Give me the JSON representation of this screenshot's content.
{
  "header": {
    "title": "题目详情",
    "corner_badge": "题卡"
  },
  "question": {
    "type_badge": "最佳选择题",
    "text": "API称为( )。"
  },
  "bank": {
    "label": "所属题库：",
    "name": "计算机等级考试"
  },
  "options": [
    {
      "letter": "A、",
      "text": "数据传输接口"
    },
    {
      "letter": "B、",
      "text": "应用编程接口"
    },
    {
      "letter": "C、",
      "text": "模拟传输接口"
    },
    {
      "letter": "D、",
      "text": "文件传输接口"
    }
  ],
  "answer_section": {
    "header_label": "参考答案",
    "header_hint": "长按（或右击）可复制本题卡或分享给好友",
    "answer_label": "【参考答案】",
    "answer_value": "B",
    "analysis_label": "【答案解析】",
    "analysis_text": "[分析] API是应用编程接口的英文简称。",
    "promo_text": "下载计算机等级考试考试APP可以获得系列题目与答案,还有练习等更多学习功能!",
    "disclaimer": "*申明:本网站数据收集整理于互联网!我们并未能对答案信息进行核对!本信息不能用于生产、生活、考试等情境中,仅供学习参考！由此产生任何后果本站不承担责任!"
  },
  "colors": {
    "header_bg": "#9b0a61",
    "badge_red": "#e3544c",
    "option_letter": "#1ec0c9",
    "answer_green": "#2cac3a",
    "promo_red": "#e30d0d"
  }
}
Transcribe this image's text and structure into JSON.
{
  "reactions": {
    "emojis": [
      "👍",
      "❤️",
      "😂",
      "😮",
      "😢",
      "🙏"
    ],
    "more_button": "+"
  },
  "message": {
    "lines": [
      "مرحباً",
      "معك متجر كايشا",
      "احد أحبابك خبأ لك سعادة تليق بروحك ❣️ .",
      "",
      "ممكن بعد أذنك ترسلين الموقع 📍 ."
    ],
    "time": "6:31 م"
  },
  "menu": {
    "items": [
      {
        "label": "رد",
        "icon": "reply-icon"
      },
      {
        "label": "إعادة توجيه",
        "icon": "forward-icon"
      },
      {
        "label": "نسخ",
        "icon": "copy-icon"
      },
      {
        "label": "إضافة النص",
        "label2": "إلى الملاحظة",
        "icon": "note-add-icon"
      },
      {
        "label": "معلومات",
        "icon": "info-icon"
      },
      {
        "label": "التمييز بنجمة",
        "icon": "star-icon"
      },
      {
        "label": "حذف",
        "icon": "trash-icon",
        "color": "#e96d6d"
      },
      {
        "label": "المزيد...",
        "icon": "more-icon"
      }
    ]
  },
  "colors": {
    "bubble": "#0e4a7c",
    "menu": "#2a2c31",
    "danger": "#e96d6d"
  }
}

○ ○ ○ ○ ○ ○ ○

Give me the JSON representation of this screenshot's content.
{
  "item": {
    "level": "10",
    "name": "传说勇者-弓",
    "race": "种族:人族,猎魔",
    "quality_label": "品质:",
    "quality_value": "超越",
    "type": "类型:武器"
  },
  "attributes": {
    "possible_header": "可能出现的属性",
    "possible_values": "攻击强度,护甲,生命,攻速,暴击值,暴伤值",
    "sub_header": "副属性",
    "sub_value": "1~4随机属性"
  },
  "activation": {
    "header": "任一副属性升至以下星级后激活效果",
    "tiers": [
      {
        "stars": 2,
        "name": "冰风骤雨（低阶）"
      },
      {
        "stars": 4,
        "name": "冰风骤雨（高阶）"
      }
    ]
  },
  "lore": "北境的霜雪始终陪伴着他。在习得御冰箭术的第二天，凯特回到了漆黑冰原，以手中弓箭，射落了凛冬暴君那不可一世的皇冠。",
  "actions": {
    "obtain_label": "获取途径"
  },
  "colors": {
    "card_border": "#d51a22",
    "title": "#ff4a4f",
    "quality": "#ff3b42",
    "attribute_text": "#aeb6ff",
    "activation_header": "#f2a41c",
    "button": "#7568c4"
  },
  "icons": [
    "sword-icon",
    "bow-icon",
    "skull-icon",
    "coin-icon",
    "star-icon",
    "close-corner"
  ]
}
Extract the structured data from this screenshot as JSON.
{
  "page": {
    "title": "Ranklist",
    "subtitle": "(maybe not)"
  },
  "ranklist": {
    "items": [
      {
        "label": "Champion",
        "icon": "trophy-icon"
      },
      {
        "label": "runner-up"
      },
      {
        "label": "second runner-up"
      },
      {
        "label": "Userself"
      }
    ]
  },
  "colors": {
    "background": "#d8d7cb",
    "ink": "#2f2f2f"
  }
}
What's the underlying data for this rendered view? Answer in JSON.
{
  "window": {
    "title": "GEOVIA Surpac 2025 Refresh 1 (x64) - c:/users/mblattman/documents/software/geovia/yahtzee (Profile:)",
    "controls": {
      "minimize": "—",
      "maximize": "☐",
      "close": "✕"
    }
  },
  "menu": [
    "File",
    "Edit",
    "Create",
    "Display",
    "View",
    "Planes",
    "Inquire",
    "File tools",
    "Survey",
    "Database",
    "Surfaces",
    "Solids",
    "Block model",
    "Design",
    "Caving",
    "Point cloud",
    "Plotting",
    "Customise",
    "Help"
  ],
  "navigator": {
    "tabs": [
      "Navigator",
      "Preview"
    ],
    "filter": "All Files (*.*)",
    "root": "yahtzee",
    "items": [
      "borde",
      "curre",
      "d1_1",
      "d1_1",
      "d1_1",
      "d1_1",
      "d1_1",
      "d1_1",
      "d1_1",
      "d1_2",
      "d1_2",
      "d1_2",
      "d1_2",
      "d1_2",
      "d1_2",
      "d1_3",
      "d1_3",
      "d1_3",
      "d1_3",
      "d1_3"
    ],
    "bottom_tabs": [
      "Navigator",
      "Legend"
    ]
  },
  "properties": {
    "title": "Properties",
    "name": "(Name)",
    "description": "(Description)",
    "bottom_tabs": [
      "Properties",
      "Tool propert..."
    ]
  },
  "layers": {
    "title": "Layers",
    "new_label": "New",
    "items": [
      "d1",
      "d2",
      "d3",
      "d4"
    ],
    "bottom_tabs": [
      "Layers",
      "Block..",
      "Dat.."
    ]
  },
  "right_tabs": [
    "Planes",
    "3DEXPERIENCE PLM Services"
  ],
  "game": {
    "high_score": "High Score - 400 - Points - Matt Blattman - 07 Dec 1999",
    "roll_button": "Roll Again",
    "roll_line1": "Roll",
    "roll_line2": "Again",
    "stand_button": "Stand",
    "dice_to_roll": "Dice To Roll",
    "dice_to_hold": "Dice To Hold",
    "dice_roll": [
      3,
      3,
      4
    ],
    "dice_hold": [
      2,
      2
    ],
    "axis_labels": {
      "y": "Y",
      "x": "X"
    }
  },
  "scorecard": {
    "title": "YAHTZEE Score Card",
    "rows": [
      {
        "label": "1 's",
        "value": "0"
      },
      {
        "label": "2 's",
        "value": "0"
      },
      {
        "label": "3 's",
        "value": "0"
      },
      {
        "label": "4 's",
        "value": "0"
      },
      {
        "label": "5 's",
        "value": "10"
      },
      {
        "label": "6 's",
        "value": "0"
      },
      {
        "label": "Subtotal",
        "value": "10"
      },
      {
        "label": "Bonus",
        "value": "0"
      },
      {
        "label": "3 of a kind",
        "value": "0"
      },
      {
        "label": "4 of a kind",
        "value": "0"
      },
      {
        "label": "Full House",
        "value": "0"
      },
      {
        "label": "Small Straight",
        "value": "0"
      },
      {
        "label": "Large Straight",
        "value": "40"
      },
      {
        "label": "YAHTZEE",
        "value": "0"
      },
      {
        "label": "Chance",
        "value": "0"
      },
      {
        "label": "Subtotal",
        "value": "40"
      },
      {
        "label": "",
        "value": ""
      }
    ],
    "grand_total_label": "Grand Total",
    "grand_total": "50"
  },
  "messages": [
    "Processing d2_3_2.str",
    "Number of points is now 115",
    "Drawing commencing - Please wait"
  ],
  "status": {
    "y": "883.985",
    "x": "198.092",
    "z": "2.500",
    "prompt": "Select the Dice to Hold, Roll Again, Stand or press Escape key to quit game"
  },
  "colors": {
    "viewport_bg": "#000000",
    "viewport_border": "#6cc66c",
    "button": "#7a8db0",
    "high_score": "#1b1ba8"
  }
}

○ ○ ○ ○ ○ ○ ○

Using the entries above, find all lines with "Straight". Copy them.

        "label": "Small Straight",
        "label": "Large Straight",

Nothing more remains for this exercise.